■ **What to do**
Omit the images, then output each of the records below exactly.

--- START OF Entries provided ---

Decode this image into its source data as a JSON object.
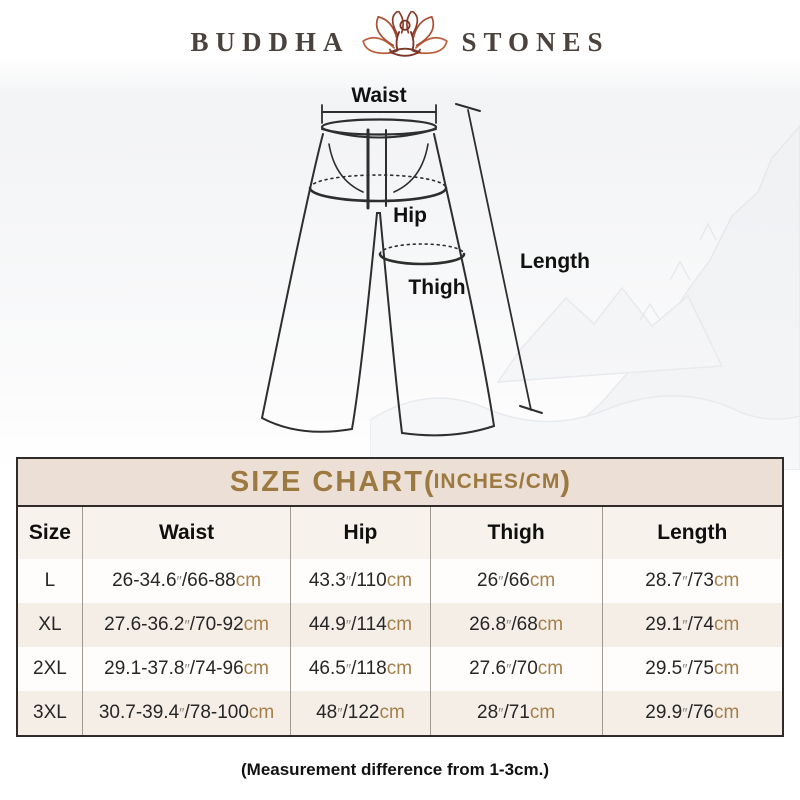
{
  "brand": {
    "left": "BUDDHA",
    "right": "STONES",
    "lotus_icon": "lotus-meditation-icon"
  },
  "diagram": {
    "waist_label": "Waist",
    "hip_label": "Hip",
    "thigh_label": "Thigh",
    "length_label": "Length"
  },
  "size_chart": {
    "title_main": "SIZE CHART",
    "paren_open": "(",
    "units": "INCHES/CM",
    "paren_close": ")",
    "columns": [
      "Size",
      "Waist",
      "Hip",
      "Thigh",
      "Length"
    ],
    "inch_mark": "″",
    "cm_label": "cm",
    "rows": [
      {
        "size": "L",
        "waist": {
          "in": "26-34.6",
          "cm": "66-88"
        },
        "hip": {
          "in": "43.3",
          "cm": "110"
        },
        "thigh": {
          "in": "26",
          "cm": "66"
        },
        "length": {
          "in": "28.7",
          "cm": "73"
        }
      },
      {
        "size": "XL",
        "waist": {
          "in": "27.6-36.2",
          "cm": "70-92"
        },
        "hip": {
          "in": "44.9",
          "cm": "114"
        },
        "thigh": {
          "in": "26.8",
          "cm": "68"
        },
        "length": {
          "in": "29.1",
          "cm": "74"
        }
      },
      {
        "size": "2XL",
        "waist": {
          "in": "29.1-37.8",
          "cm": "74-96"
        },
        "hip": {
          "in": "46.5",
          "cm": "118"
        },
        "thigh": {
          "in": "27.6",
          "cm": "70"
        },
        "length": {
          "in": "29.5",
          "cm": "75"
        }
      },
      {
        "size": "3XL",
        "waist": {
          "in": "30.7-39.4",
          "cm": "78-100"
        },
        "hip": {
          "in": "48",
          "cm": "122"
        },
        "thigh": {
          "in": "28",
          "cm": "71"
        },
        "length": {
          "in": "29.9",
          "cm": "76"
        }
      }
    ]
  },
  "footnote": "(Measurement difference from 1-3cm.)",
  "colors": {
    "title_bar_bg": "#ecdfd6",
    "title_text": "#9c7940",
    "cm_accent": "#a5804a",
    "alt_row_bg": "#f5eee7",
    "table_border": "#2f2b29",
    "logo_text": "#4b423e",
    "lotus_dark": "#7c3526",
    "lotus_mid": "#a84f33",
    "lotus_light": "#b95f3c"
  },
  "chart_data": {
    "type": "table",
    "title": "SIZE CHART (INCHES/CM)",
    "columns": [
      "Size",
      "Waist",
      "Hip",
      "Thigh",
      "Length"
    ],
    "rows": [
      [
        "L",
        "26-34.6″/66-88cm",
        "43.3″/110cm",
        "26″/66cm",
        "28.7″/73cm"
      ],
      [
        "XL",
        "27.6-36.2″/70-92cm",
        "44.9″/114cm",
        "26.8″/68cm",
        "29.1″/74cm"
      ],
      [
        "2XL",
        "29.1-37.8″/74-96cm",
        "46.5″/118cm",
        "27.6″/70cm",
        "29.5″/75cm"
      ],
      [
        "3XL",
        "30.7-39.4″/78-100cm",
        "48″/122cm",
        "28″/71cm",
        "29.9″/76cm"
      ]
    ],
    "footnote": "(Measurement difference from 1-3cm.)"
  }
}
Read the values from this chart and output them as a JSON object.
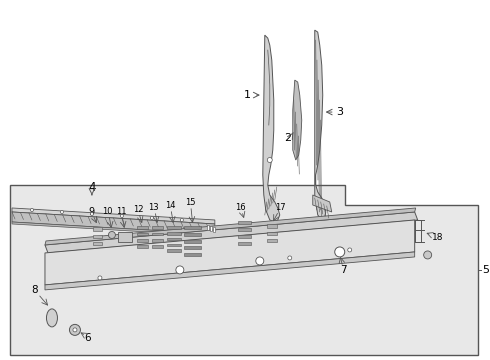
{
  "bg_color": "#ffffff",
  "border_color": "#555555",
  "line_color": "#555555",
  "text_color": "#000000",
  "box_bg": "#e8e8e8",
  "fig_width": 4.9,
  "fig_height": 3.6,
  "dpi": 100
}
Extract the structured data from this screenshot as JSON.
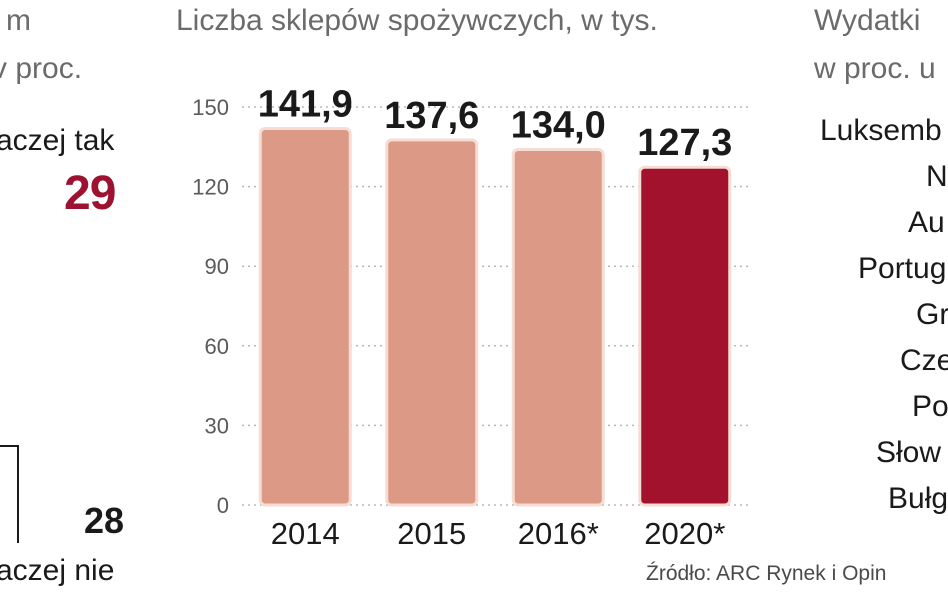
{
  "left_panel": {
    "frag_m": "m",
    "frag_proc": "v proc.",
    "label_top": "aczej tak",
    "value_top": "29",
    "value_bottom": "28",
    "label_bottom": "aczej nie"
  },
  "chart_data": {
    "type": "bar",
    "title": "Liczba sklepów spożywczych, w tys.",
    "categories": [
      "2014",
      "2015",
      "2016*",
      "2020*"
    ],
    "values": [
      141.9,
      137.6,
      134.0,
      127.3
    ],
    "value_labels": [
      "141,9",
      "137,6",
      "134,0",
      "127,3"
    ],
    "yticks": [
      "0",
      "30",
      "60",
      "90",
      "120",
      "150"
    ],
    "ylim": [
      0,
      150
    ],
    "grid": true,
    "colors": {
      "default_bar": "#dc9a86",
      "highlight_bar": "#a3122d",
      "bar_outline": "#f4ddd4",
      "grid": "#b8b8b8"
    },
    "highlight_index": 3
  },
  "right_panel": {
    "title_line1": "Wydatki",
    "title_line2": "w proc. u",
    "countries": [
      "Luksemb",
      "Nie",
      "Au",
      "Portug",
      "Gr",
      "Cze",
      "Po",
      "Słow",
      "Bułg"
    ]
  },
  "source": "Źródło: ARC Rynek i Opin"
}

--- END OF Entries provided ---

■ **Solution to the problem**
Decode this image into its source data as a JSON object.
{
  "brand": {
    "left": "BUDDHA",
    "right": "STONES",
    "lotus_icon": "lotus-meditation-icon"
  },
  "diagram": {
    "waist_label": "Waist",
    "hip_label": "Hip",
    "thigh_label": "Thigh",
    "length_label": "Length"
  },
  "size_chart": {
    "title_main": "SIZE CHART",
    "paren_open": "(",
    "units": "INCHES/CM",
    "paren_close": ")",
    "columns": [
      "Size",
      "Waist",
      "Hip",
      "Thigh",
      "Length"
    ],
    "inch_mark": "″",
    "cm_label": "cm",
    "rows": [
      {
        "size": "L",
        "waist": {
          "in": "26-34.6",
          "cm": "66-88"
        },
        "hip": {
          "in": "43.3",
          "cm": "110"
        },
        "thigh": {
          "in": "26",
          "cm": "66"
        },
        "length": {
          "in": "28.7",
          "cm": "73"
        }
      },
      {
        "size": "XL",
        "waist": {
          "in": "27.6-36.2",
          "cm": "70-92"
        },
        "hip": {
          "in": "44.9",
          "cm": "114"
        },
        "thigh": {
          "in": "26.8",
          "cm": "68"
        },
        "length": {
          "in": "29.1",
          "cm": "74"
        }
      },
      {
        "size": "2XL",
        "waist": {
          "in": "29.1-37.8",
          "cm": "74-96"
        },
        "hip": {
          "in": "46.5",
          "cm": "118"
        },
        "thigh": {
          "in": "27.6",
          "cm": "70"
        },
        "length": {
          "in": "29.5",
          "cm": "75"
        }
      },
      {
        "size": "3XL",
        "waist": {
          "in": "30.7-39.4",
          "cm": "78-100"
        },
        "hip": {
          "in": "48",
          "cm": "122"
        },
        "thigh": {
          "in": "28",
          "cm": "71"
        },
        "length": {
          "in": "29.9",
          "cm": "76"
        }
      }
    ]
  },
  "footnote": "(Measurement difference from 1-3cm.)",
  "colors": {
    "title_bar_bg": "#ecdfd6",
    "title_text": "#9c7940",
    "cm_accent": "#a5804a",
    "alt_row_bg": "#f5eee7",
    "table_border": "#2f2b29",
    "logo_text": "#4b423e",
    "lotus_dark": "#7c3526",
    "lotus_mid": "#a84f33",
    "lotus_light": "#b95f3c"
  },
  "chart_data": {
    "type": "table",
    "title": "SIZE CHART (INCHES/CM)",
    "columns": [
      "Size",
      "Waist",
      "Hip",
      "Thigh",
      "Length"
    ],
    "rows": [
      [
        "L",
        "26-34.6″/66-88cm",
        "43.3″/110cm",
        "26″/66cm",
        "28.7″/73cm"
      ],
      [
        "XL",
        "27.6-36.2″/70-92cm",
        "44.9″/114cm",
        "26.8″/68cm",
        "29.1″/74cm"
      ],
      [
        "2XL",
        "29.1-37.8″/74-96cm",
        "46.5″/118cm",
        "27.6″/70cm",
        "29.5″/75cm"
      ],
      [
        "3XL",
        "30.7-39.4″/78-100cm",
        "48″/122cm",
        "28″/71cm",
        "29.9″/76cm"
      ]
    ],
    "footnote": "(Measurement difference from 1-3cm.)"
  }
}
Read the values from this chart and output them as a JSON object.
{
  "bg_color": "#ffffff",
  "border_color": "#555555",
  "line_color": "#555555",
  "text_color": "#000000",
  "box_bg": "#e8e8e8",
  "fig_width": 4.9,
  "fig_height": 3.6,
  "dpi": 100
}
Extract the structured data from this screenshot as JSON.
{
  "left_panel": {
    "frag_m": "m",
    "frag_proc": "v proc.",
    "label_top": "aczej tak",
    "value_top": "29",
    "value_bottom": "28",
    "label_bottom": "aczej nie"
  },
  "chart_data": {
    "type": "bar",
    "title": "Liczba sklepów spożywczych, w tys.",
    "categories": [
      "2014",
      "2015",
      "2016*",
      "2020*"
    ],
    "values": [
      141.9,
      137.6,
      134.0,
      127.3
    ],
    "value_labels": [
      "141,9",
      "137,6",
      "134,0",
      "127,3"
    ],
    "yticks": [
      "0",
      "30",
      "60",
      "90",
      "120",
      "150"
    ],
    "ylim": [
      0,
      150
    ],
    "grid": true,
    "colors": {
      "default_bar": "#dc9a86",
      "highlight_bar": "#a3122d",
      "bar_outline": "#f4ddd4",
      "grid": "#b8b8b8"
    },
    "highlight_index": 3
  },
  "right_panel": {
    "title_line1": "Wydatki",
    "title_line2": "w proc. u",
    "countries": [
      "Luksemb",
      "Nie",
      "Au",
      "Portug",
      "Gr",
      "Cze",
      "Po",
      "Słow",
      "Bułg"
    ]
  },
  "source": "Źródło: ARC Rynek i Opin"
}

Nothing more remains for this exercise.